Required task:
Look at each line of the records and count those with "more" in them. Please answer with the count alone.

##############################

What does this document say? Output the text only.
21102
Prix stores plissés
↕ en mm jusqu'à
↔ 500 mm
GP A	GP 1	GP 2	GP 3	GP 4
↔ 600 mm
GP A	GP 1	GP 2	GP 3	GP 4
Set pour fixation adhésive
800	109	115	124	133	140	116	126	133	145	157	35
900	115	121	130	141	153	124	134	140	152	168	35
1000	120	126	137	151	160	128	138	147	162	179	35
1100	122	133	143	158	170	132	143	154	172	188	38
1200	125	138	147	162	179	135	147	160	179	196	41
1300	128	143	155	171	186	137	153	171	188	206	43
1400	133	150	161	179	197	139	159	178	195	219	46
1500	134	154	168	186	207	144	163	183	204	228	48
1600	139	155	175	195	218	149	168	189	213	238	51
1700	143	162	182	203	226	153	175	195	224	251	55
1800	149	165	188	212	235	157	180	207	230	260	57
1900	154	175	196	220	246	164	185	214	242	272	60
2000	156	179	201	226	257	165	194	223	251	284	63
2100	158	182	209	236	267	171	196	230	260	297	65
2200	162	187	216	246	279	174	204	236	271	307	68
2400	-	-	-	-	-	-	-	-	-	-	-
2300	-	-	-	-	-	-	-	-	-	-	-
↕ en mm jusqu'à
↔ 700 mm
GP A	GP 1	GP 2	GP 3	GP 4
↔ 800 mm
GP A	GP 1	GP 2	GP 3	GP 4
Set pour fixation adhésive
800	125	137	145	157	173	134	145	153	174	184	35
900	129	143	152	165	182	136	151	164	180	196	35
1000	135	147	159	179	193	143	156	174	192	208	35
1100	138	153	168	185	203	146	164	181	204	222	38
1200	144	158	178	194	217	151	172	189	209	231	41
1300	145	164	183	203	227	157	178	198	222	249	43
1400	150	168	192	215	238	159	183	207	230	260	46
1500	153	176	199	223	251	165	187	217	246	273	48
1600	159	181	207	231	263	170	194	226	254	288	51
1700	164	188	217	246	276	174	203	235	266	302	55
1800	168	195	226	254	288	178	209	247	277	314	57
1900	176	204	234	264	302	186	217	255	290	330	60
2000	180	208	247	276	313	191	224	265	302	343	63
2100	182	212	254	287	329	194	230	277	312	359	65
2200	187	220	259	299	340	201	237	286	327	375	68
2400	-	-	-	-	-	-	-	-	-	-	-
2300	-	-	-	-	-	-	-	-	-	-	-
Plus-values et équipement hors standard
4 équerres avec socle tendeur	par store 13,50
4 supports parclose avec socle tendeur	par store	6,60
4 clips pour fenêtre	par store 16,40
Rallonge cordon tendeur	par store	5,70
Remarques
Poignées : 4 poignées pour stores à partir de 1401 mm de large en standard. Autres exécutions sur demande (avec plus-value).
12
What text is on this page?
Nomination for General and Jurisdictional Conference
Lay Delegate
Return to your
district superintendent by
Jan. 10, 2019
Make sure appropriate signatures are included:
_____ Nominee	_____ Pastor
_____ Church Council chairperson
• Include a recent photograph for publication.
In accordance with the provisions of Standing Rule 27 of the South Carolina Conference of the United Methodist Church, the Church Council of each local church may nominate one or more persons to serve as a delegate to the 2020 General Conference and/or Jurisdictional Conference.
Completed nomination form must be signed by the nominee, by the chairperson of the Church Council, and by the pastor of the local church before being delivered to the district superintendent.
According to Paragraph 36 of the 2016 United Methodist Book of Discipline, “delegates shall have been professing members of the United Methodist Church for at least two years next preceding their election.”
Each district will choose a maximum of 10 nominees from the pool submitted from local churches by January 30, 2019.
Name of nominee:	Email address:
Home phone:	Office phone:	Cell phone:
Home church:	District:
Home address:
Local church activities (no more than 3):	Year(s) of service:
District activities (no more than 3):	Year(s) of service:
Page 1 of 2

##############################

Worked answer:
3